WRITTEN REQUEST: Look through the material below. Copy each line that contains the string "JSON".

Some records:
::::::
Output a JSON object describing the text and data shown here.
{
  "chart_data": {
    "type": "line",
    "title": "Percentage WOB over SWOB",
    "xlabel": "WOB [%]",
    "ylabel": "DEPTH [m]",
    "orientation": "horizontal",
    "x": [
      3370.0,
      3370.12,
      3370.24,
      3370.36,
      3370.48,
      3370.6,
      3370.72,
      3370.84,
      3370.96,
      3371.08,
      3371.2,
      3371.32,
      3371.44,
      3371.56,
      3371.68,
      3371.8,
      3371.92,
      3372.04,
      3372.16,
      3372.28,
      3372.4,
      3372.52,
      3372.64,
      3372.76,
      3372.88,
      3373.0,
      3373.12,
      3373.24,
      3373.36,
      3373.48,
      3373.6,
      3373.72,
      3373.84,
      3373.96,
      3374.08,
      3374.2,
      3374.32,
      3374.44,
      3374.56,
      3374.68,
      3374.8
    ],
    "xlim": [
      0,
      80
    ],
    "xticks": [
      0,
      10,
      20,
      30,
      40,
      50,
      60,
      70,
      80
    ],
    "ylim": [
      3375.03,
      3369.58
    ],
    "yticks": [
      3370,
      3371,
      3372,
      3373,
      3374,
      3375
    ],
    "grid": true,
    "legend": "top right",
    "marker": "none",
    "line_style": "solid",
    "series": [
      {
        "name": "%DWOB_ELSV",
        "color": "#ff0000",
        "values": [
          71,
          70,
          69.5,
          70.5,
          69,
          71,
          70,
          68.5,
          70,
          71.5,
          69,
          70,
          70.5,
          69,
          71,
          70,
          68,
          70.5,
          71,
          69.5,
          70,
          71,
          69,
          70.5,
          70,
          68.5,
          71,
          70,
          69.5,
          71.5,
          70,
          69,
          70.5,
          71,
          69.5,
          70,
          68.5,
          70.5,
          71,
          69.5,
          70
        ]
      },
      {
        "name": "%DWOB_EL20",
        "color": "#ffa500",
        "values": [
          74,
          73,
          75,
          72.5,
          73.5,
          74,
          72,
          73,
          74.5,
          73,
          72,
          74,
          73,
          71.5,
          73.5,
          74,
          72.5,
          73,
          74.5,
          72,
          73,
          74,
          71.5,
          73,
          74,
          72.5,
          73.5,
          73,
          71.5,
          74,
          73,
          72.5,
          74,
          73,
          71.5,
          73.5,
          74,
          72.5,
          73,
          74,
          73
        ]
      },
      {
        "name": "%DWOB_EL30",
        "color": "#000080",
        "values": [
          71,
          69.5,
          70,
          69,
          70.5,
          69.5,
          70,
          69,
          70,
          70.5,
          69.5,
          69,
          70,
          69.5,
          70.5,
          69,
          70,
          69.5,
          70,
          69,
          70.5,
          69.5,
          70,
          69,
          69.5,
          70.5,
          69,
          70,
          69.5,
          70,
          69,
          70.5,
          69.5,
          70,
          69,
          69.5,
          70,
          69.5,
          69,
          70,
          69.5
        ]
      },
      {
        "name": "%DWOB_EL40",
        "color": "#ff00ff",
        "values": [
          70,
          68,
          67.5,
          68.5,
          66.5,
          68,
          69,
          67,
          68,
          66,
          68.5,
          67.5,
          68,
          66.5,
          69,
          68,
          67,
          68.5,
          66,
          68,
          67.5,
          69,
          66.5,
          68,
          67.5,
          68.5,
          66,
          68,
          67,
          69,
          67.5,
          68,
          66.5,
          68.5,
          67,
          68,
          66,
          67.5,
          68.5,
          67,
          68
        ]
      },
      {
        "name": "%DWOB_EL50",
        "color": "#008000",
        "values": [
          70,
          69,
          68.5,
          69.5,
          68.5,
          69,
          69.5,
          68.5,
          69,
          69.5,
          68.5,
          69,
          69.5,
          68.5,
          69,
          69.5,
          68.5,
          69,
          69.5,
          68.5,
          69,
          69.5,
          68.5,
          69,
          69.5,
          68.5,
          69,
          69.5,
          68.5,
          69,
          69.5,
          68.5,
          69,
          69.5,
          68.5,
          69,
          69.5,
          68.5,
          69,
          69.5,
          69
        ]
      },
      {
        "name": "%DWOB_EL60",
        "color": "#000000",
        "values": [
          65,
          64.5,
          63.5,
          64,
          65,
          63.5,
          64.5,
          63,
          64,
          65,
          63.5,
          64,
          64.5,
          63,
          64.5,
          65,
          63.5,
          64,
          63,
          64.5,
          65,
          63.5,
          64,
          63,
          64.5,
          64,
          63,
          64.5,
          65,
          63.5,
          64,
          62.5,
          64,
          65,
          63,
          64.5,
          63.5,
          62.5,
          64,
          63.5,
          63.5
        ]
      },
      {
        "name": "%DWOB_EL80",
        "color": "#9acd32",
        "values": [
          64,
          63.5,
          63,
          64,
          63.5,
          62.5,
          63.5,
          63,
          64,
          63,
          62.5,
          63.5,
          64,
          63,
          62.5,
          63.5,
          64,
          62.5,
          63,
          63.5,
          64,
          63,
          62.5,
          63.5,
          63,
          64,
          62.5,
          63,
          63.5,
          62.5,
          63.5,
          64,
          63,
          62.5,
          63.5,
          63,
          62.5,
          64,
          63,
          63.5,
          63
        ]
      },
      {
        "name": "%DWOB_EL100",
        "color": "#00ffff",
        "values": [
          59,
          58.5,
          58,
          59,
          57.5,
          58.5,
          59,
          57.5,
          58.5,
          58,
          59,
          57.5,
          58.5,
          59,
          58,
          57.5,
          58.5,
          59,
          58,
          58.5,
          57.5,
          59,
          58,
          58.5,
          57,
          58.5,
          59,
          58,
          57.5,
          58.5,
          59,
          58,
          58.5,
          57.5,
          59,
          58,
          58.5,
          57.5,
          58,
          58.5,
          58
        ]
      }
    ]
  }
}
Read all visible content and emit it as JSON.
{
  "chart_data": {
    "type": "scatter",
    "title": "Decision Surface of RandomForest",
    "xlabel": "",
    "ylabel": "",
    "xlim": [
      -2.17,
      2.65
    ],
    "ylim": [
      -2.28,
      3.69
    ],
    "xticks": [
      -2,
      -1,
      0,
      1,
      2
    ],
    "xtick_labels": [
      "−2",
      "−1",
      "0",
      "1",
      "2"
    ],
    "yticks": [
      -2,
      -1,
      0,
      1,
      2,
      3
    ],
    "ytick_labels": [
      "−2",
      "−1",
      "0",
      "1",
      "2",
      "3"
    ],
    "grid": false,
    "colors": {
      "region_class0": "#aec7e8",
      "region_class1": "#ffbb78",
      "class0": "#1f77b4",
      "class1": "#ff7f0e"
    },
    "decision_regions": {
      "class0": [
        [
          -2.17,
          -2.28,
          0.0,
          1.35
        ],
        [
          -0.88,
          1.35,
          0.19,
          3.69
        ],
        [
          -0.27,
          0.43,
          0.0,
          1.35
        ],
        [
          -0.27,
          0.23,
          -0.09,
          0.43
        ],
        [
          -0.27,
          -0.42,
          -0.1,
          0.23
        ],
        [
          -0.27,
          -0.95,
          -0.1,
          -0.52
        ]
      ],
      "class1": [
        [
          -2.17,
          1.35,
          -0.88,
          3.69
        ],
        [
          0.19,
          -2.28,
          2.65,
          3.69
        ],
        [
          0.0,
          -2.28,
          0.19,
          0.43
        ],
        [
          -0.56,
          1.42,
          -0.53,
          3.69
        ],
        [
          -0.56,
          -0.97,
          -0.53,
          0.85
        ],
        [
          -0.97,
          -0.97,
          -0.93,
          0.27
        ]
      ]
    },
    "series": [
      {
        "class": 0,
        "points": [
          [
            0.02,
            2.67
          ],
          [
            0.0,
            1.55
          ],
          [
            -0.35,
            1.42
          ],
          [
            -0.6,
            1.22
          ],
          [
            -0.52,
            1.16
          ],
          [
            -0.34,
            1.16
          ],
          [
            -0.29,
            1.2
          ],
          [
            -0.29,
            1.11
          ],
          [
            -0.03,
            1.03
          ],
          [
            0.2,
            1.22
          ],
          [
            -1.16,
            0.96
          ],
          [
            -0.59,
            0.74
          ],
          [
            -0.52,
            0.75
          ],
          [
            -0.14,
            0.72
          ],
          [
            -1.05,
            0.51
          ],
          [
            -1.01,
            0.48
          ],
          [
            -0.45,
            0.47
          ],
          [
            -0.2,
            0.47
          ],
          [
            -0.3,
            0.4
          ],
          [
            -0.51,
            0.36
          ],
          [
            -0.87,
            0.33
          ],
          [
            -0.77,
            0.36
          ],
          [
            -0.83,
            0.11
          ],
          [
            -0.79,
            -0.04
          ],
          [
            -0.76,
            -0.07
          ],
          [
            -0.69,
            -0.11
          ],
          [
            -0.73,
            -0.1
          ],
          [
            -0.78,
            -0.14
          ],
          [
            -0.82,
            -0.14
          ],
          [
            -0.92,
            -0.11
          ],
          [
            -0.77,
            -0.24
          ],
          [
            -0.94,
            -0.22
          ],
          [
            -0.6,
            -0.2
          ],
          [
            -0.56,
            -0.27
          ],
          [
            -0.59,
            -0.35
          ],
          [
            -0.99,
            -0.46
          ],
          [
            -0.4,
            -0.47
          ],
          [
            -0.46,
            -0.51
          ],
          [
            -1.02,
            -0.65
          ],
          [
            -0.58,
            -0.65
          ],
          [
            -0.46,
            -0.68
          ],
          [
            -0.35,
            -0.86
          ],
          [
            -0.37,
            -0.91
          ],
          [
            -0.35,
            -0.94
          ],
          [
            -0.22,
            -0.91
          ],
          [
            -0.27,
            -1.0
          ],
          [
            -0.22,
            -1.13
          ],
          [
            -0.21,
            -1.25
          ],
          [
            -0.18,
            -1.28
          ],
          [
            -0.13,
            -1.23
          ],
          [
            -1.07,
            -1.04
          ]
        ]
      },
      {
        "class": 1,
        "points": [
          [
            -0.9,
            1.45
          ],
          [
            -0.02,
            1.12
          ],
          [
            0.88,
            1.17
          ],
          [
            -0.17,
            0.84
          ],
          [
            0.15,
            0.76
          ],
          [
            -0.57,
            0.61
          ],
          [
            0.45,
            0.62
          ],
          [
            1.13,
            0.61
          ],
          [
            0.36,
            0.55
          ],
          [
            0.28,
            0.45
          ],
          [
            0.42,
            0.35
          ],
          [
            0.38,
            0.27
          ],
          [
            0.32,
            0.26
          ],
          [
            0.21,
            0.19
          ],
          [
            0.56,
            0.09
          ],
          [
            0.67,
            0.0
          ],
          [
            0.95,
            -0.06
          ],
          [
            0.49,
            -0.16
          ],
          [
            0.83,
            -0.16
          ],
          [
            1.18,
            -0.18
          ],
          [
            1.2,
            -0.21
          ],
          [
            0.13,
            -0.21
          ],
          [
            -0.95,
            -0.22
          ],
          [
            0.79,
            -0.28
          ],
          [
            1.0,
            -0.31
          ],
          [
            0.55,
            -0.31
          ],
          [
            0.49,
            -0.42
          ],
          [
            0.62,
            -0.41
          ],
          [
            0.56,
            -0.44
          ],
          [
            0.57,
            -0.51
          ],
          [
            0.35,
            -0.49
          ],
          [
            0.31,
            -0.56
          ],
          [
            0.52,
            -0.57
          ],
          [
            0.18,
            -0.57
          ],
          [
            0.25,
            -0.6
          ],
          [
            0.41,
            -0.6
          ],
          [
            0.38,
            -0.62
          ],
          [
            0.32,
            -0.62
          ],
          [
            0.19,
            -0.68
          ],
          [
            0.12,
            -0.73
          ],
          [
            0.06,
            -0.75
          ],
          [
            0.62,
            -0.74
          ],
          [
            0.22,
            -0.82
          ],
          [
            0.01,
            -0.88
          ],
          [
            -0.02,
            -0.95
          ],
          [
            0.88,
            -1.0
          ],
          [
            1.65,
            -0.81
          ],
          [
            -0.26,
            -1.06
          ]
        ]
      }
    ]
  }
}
::::::
FULL RESPONSE:
Output a JSON object describing the text and data shown here.
Read all visible content and emit it as JSON.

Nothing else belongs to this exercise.